Material shown:

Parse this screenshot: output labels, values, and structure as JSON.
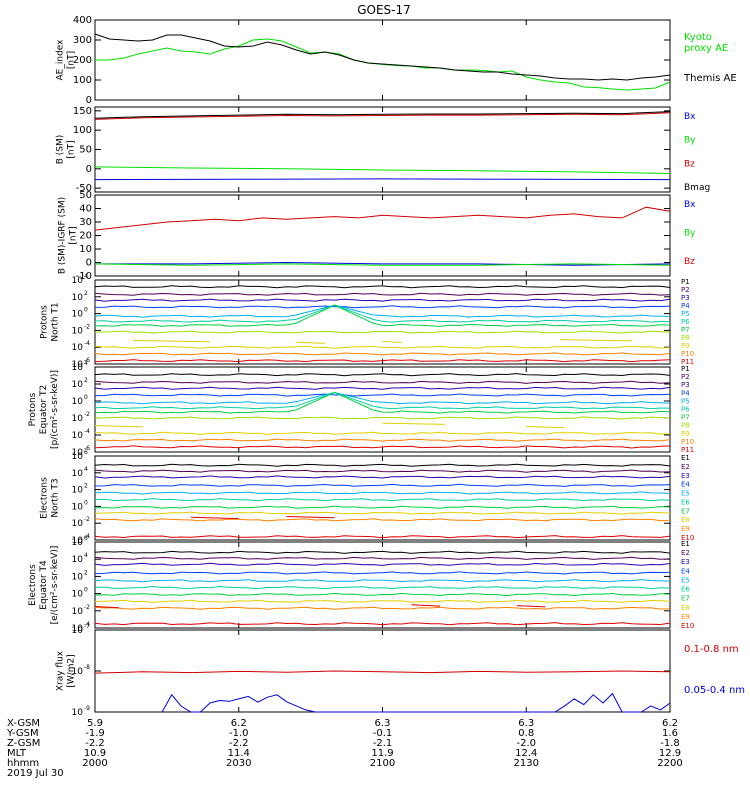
{
  "title": "GOES-17",
  "colors": {
    "black": "#000000",
    "green": "#00e000",
    "red": "#d00000",
    "blue": "#0000e0",
    "p_channels": [
      "#000000",
      "#550055",
      "#2a00b0",
      "#0040ff",
      "#00b0ff",
      "#00d0a0",
      "#00d040",
      "#a0e000",
      "#e0d000",
      "#ff8000",
      "#e00000"
    ],
    "e_channels": [
      "#000000",
      "#550055",
      "#2a00b0",
      "#0040ff",
      "#00b0ff",
      "#00d0a0",
      "#00d040",
      "#e0d000",
      "#ff8000",
      "#e00000"
    ]
  },
  "chart_data": [
    {
      "type": "line",
      "ylabel": "AE_index [nT]",
      "ylim": [
        0,
        400
      ],
      "yticks": [
        "0",
        "100",
        "200",
        "300",
        "400"
      ],
      "series": [
        {
          "name": "Kyoto proxy AE",
          "legend_lines": [
            "Kyoto",
            "proxy AE"
          ],
          "color": "#00e000",
          "x": [
            0,
            3,
            6,
            9,
            12,
            15,
            18,
            21,
            24,
            27,
            30,
            33,
            36,
            39,
            42,
            45,
            48,
            51,
            54,
            57,
            60,
            63,
            66,
            69,
            72,
            75,
            78,
            81,
            84,
            87,
            90,
            93,
            96,
            99,
            102,
            105,
            108,
            111,
            114,
            117,
            120
          ],
          "y": [
            200,
            200,
            210,
            230,
            245,
            260,
            245,
            240,
            230,
            255,
            270,
            300,
            305,
            295,
            265,
            235,
            240,
            230,
            200,
            185,
            178,
            172,
            170,
            160,
            160,
            150,
            150,
            148,
            140,
            145,
            115,
            100,
            90,
            85,
            65,
            62,
            55,
            50,
            55,
            60,
            90
          ]
        },
        {
          "name": "Themis AE",
          "legend_lines": [
            "Themis AE"
          ],
          "color": "#000000",
          "x": [
            0,
            3,
            6,
            9,
            12,
            15,
            18,
            21,
            24,
            27,
            30,
            33,
            36,
            39,
            42,
            45,
            48,
            51,
            54,
            57,
            60,
            63,
            66,
            69,
            72,
            75,
            78,
            81,
            84,
            87,
            90,
            93,
            96,
            99,
            102,
            105,
            108,
            111,
            114,
            117,
            120
          ],
          "y": [
            330,
            305,
            300,
            295,
            300,
            325,
            325,
            310,
            295,
            270,
            265,
            270,
            290,
            275,
            250,
            230,
            240,
            225,
            200,
            185,
            180,
            175,
            170,
            165,
            160,
            150,
            145,
            140,
            140,
            130,
            125,
            120,
            110,
            105,
            105,
            100,
            105,
            100,
            110,
            115,
            125
          ]
        }
      ]
    },
    {
      "type": "line",
      "ylabel": "B (SM) [nT]",
      "ylim": [
        -60,
        160
      ],
      "yticks": [
        "-50",
        "0",
        "50",
        "100",
        "150"
      ],
      "series": [
        {
          "name": "Bx",
          "color": "#0000e0",
          "x": [
            0,
            30,
            60,
            90,
            120
          ],
          "y": [
            -28,
            -27,
            -26,
            -27,
            -28
          ]
        },
        {
          "name": "By",
          "color": "#00e000",
          "x": [
            0,
            20,
            40,
            60,
            80,
            100,
            120
          ],
          "y": [
            5,
            2,
            0,
            -3,
            -5,
            -8,
            -12
          ]
        },
        {
          "name": "Bz",
          "color": "#d00000",
          "x": [
            0,
            10,
            20,
            30,
            40,
            50,
            60,
            70,
            80,
            90,
            100,
            110,
            120
          ],
          "y": [
            128,
            132,
            134,
            136,
            138,
            137,
            138,
            139,
            139,
            140,
            141,
            140,
            145
          ]
        },
        {
          "name": "Bmag",
          "color": "#000000",
          "x": [
            0,
            10,
            20,
            30,
            40,
            50,
            60,
            70,
            80,
            90,
            100,
            110,
            120
          ],
          "y": [
            131,
            135,
            137,
            139,
            141,
            140,
            141,
            142,
            142,
            143,
            144,
            143,
            148
          ]
        }
      ]
    },
    {
      "type": "line",
      "ylabel": "B (SM)-IGRF (SM) [nT]",
      "ylim": [
        -10,
        50
      ],
      "yticks": [
        "-10",
        "0",
        "10",
        "20",
        "30",
        "40",
        "50"
      ],
      "series": [
        {
          "name": "Bx",
          "color": "#0000e0",
          "x": [
            0,
            20,
            40,
            60,
            80,
            100,
            120
          ],
          "y": [
            -1,
            -1,
            0,
            -1,
            -1,
            -2,
            -1
          ]
        },
        {
          "name": "By",
          "color": "#00e000",
          "x": [
            0,
            20,
            40,
            60,
            80,
            100,
            120
          ],
          "y": [
            -1,
            -2,
            -1,
            -2,
            -2,
            -1,
            -2
          ]
        },
        {
          "name": "Bz",
          "color": "#d00000",
          "x": [
            0,
            5,
            10,
            15,
            20,
            25,
            30,
            35,
            40,
            45,
            50,
            55,
            60,
            65,
            70,
            75,
            80,
            85,
            90,
            95,
            100,
            105,
            110,
            115,
            120
          ],
          "y": [
            24,
            26,
            28,
            30,
            31,
            32,
            31,
            33,
            32,
            33,
            34,
            33,
            35,
            34,
            33,
            34,
            35,
            34,
            33,
            35,
            36,
            34,
            33,
            41,
            38
          ]
        }
      ]
    },
    {
      "type": "line",
      "ylabel_lines": [
        "Protons",
        "North T1"
      ],
      "ylim_log10": [
        -6,
        4
      ],
      "ytick_exps": [
        -6,
        -4,
        -2,
        0,
        2,
        4
      ],
      "channels": [
        "P1",
        "P2",
        "P3",
        "P4",
        "P5",
        "P6",
        "P7",
        "P8",
        "P9",
        "P10",
        "P11"
      ],
      "levels_log10": [
        3.2,
        2.3,
        1.6,
        0.8,
        -0.3,
        -0.9,
        -1.4,
        -2.2,
        -4.0,
        -4.8,
        -5.6
      ],
      "spike": {
        "x": 50,
        "peak_log10": 1.0,
        "halfwidth": 9,
        "channels": [
          4,
          5,
          6
        ]
      },
      "segments_log10": [
        [
          8,
          24,
          -3.2
        ],
        [
          42,
          48,
          -3.4
        ],
        [
          60,
          64,
          -3.3
        ],
        [
          97,
          112,
          -3.1
        ]
      ]
    },
    {
      "type": "line",
      "ylabel_lines": [
        "Protons",
        "Equator T2",
        "[p/(cm²-s-sr-keV)]"
      ],
      "ylim_log10": [
        -6,
        4
      ],
      "ytick_exps": [
        -6,
        -4,
        -2,
        0,
        2,
        4
      ],
      "channels": [
        "P1",
        "P2",
        "P3",
        "P4",
        "P5",
        "P6",
        "P7",
        "P8",
        "P9",
        "P10",
        "P11"
      ],
      "levels_log10": [
        3.1,
        2.2,
        1.5,
        0.7,
        -0.2,
        -0.8,
        -1.3,
        -2.0,
        -3.8,
        -4.6,
        -5.4
      ],
      "spike": {
        "x": 50,
        "peak_log10": 1.0,
        "halfwidth": 9,
        "channels": [
          4,
          5,
          6
        ]
      },
      "segments_log10": [
        [
          0,
          10,
          -2.9
        ],
        [
          60,
          73,
          -2.6
        ],
        [
          90,
          98,
          -3.0
        ]
      ]
    },
    {
      "type": "line",
      "ylabel_lines": [
        "Electrons",
        "North T3"
      ],
      "ylim_log10": [
        -4,
        6
      ],
      "ytick_exps": [
        -4,
        -2,
        0,
        2,
        4,
        6
      ],
      "channels": [
        "E1",
        "E2",
        "E3",
        "E4",
        "E5",
        "E6",
        "E7",
        "E8",
        "E9",
        "E10"
      ],
      "levels_log10": [
        4.9,
        4.2,
        3.5,
        2.5,
        1.6,
        0.8,
        -0.1,
        -0.8,
        -1.6,
        -3.6
      ],
      "segments_log10": [
        [
          20,
          30,
          -1.3
        ],
        [
          40,
          50,
          -1.2
        ]
      ]
    },
    {
      "type": "line",
      "ylabel_lines": [
        "Electrons",
        "Equator T4",
        "[e/(cm²-s-sr-keV)]"
      ],
      "ylim_log10": [
        -4,
        6
      ],
      "ytick_exps": [
        -4,
        -2,
        0,
        2,
        4,
        6
      ],
      "channels": [
        "E1",
        "E2",
        "E3",
        "E4",
        "E5",
        "E6",
        "E7",
        "E8",
        "E9",
        "E10"
      ],
      "levels_log10": [
        4.8,
        4.1,
        3.4,
        2.4,
        1.5,
        0.7,
        -0.1,
        -0.9,
        -1.7,
        -3.5
      ],
      "segments_log10": [
        [
          0,
          5,
          -1.5
        ],
        [
          66,
          72,
          -1.3
        ],
        [
          88,
          94,
          -1.4
        ]
      ]
    },
    {
      "type": "line",
      "ylabel_lines": [
        "Xray flux",
        "[W/m2]"
      ],
      "ylim_log10": [
        -9,
        -7
      ],
      "ytick_exps": [
        -9,
        -8,
        -7
      ],
      "series": [
        {
          "name": "0.1-0.8 nm",
          "color": "#d00000",
          "x": [
            0,
            10,
            20,
            30,
            40,
            50,
            60,
            70,
            80,
            90,
            100,
            110,
            120
          ],
          "y_log10": [
            -8.05,
            -8.02,
            -8.04,
            -8.01,
            -8.03,
            -8.0,
            -8.02,
            -8.04,
            -8.01,
            -8.03,
            -8.02,
            -8.0,
            -8.02
          ]
        },
        {
          "name": "0.05-0.4 nm",
          "color": "#0000e0",
          "x": [
            14,
            16,
            18,
            20,
            22,
            24,
            26,
            28,
            30,
            32,
            34,
            36,
            38,
            40,
            42,
            44,
            46,
            48,
            50,
            52,
            54,
            56,
            58,
            60,
            96,
            98,
            100,
            102,
            104,
            106,
            108,
            110,
            112,
            114,
            116,
            118,
            120
          ],
          "y_log10": [
            -9.0,
            -8.58,
            -8.86,
            -9.0,
            -9.0,
            -8.78,
            -8.72,
            -8.74,
            -8.68,
            -8.62,
            -8.76,
            -8.64,
            -8.58,
            -8.75,
            -8.85,
            -8.95,
            -9.0,
            -9.0,
            -9.0,
            -9.0,
            -9.0,
            -9.0,
            -9.0,
            -9.0,
            -9.0,
            -8.85,
            -8.68,
            -8.82,
            -8.58,
            -8.78,
            -8.55,
            -9.0,
            -9.0,
            -9.0,
            -8.85,
            -8.95,
            -8.78
          ]
        }
      ]
    }
  ],
  "xaxis": {
    "row_labels": [
      "X-GSM",
      "Y-GSM",
      "Z-GSM",
      "MLT",
      "hhmm",
      "2019 Jul 30"
    ],
    "columns": [
      {
        "x": 0,
        "values": [
          "5.9",
          "-1.9",
          "-2.2",
          "10.9",
          "2000"
        ]
      },
      {
        "x": 30,
        "values": [
          "6.2",
          "-1.0",
          "-2.2",
          "11.4",
          "2030"
        ]
      },
      {
        "x": 60,
        "values": [
          "6.3",
          "-0.1",
          "-2.1",
          "11.9",
          "2100"
        ]
      },
      {
        "x": 90,
        "values": [
          "6.3",
          "0.8",
          "-2.0",
          "12.4",
          "2130"
        ]
      },
      {
        "x": 120,
        "values": [
          "6.2",
          "1.6",
          "-1.8",
          "12.9",
          "2200"
        ]
      }
    ]
  },
  "legend_labels": {
    "b_sm": [
      "Bx",
      "By",
      "Bz",
      "Bmag"
    ],
    "b_igrf": [
      "Bx",
      "By",
      "Bz"
    ],
    "xray": [
      "0.1-0.8 nm",
      "0.05-0.4 nm"
    ]
  }
}
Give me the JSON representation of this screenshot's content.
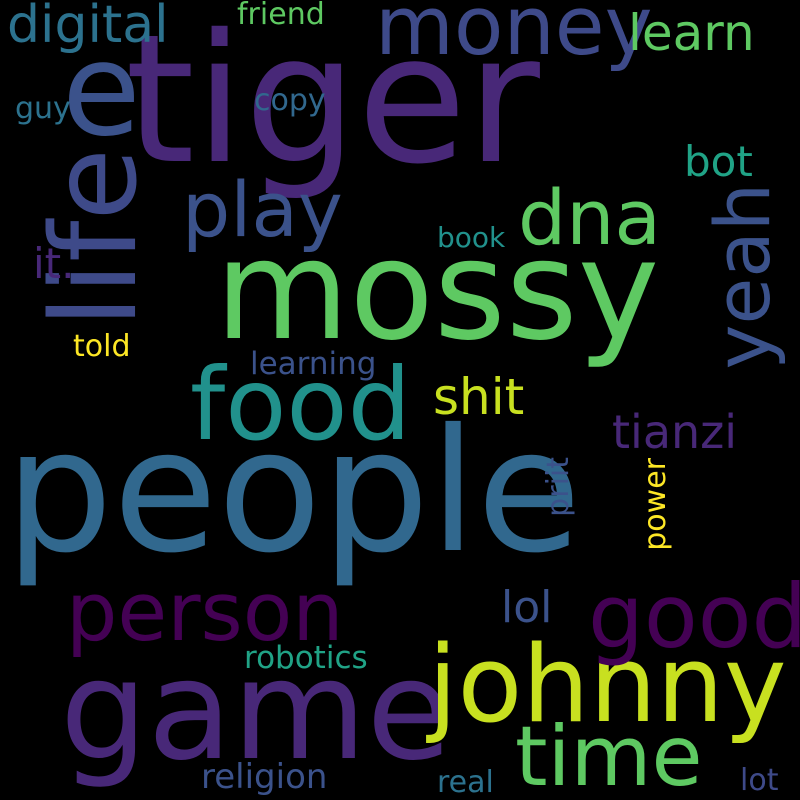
{
  "canvas": {
    "background": "#000000"
  },
  "words": [
    {
      "id": "people",
      "text": "people",
      "color": "#31688e",
      "orientation": "horizontal"
    },
    {
      "id": "tiger",
      "text": "tiger",
      "color": "#482878",
      "orientation": "horizontal"
    },
    {
      "id": "life",
      "text": "life",
      "color": "#3e4a89",
      "orientation": "vertical"
    },
    {
      "id": "e",
      "text": "e",
      "color": "#3b528b",
      "orientation": "horizontal"
    },
    {
      "id": "mossy",
      "text": "mossy",
      "color": "#5ec962",
      "orientation": "horizontal"
    },
    {
      "id": "game",
      "text": "game",
      "color": "#482878",
      "orientation": "horizontal"
    },
    {
      "id": "johnny",
      "text": "johnny",
      "color": "#c8e020",
      "orientation": "horizontal"
    },
    {
      "id": "food",
      "text": "food",
      "color": "#21918c",
      "orientation": "horizontal"
    },
    {
      "id": "money",
      "text": "money",
      "color": "#3e4a89",
      "orientation": "horizontal"
    },
    {
      "id": "person",
      "text": "person",
      "color": "#440154",
      "orientation": "horizontal"
    },
    {
      "id": "good",
      "text": "good",
      "color": "#440154",
      "orientation": "horizontal"
    },
    {
      "id": "time",
      "text": "time",
      "color": "#5ec962",
      "orientation": "horizontal"
    },
    {
      "id": "dna",
      "text": "dna",
      "color": "#5ec962",
      "orientation": "horizontal"
    },
    {
      "id": "play",
      "text": "play",
      "color": "#3b528b",
      "orientation": "horizontal"
    },
    {
      "id": "yeah",
      "text": "yeah",
      "color": "#3b528b",
      "orientation": "vertical"
    },
    {
      "id": "shit",
      "text": "shit",
      "color": "#c8e020",
      "orientation": "horizontal"
    },
    {
      "id": "digital",
      "text": "digital",
      "color": "#2c728e",
      "orientation": "horizontal"
    },
    {
      "id": "learn",
      "text": "learn",
      "color": "#5ec962",
      "orientation": "horizontal"
    },
    {
      "id": "tianzi",
      "text": "tianzi",
      "color": "#482878",
      "orientation": "horizontal"
    },
    {
      "id": "bot",
      "text": "bot",
      "color": "#20a386",
      "orientation": "horizontal"
    },
    {
      "id": "lol",
      "text": "lol",
      "color": "#3b528b",
      "orientation": "horizontal"
    },
    {
      "id": "it",
      "text": "it.",
      "color": "#482878",
      "orientation": "horizontal"
    },
    {
      "id": "religion",
      "text": "religion",
      "color": "#3b528b",
      "orientation": "horizontal"
    },
    {
      "id": "robotics",
      "text": "robotics",
      "color": "#20a386",
      "orientation": "horizontal"
    },
    {
      "id": "learning",
      "text": "learning",
      "color": "#3b528b",
      "orientation": "horizontal"
    },
    {
      "id": "told",
      "text": "told",
      "color": "#fde725",
      "orientation": "horizontal"
    },
    {
      "id": "friend",
      "text": "friend",
      "color": "#5ec962",
      "orientation": "horizontal"
    },
    {
      "id": "copy",
      "text": "copy",
      "color": "#31688e",
      "orientation": "horizontal"
    },
    {
      "id": "guy",
      "text": "guy",
      "color": "#2c728e",
      "orientation": "horizontal"
    },
    {
      "id": "book",
      "text": "book",
      "color": "#21918c",
      "orientation": "horizontal"
    },
    {
      "id": "priit",
      "text": "priit",
      "color": "#3b528b",
      "orientation": "vertical"
    },
    {
      "id": "power",
      "text": "power",
      "color": "#fde725",
      "orientation": "vertical"
    },
    {
      "id": "real",
      "text": "real",
      "color": "#2c728e",
      "orientation": "horizontal"
    },
    {
      "id": "lot",
      "text": "lot",
      "color": "#3e4a89",
      "orientation": "horizontal"
    }
  ]
}
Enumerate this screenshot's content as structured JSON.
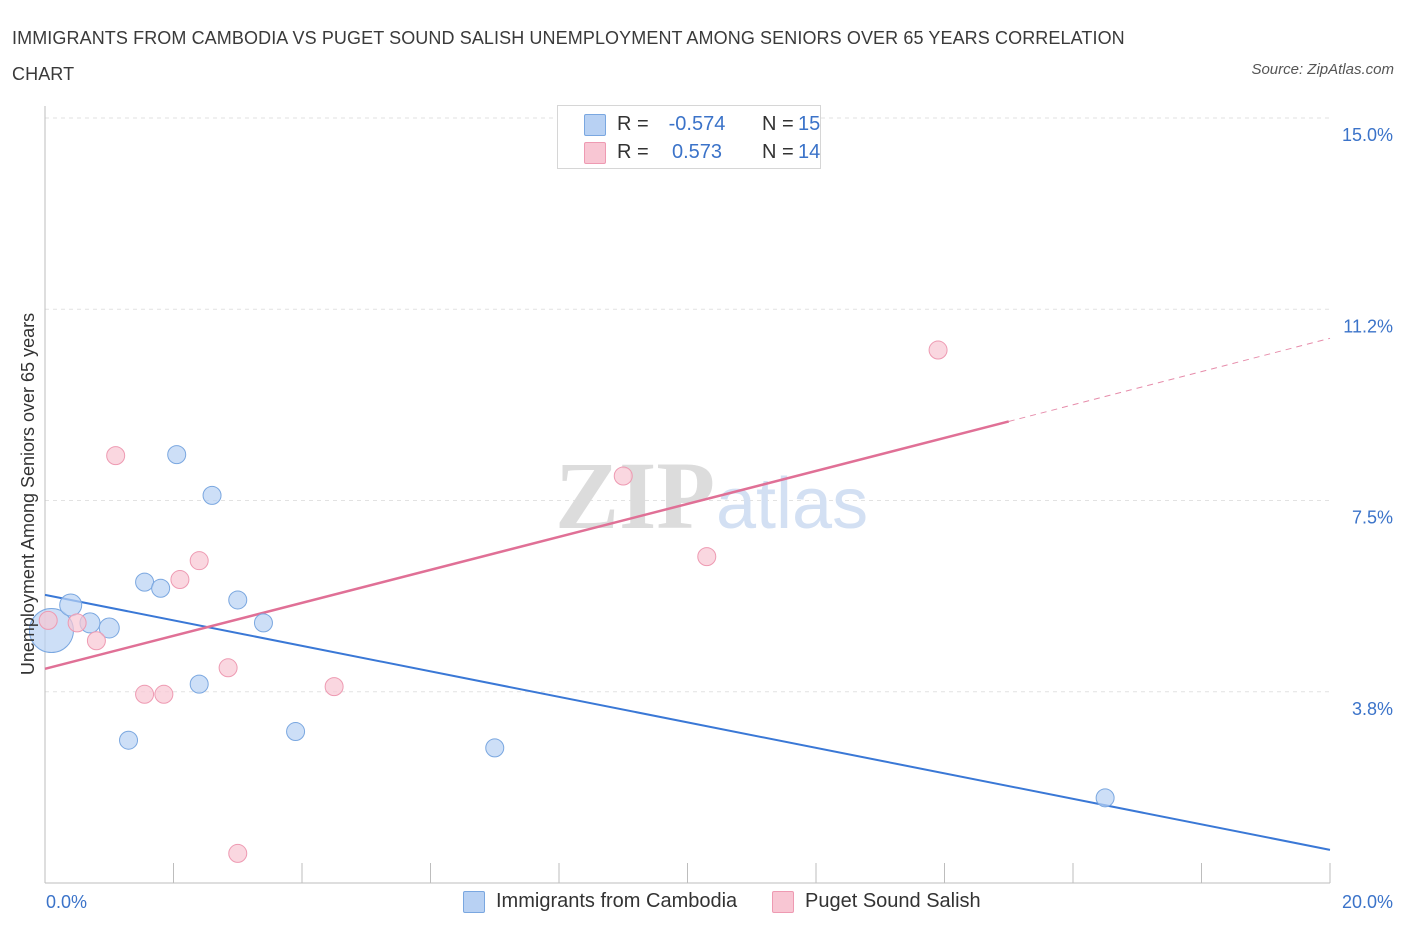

The task: Look through the listing and extract every line with "name" in it.

Answer below:
          "name": "Kyoto proxy AE",
          "name": "Themis AE",
          "name": "Bx",
          "name": "By",
          "name": "Bz",
          "name": "Bmag",
          "name": "Bx",
          "name": "By",
          "name": "Bz",
          "name": "0.1-0.8 nm",
          "name": "0.05-0.4 nm",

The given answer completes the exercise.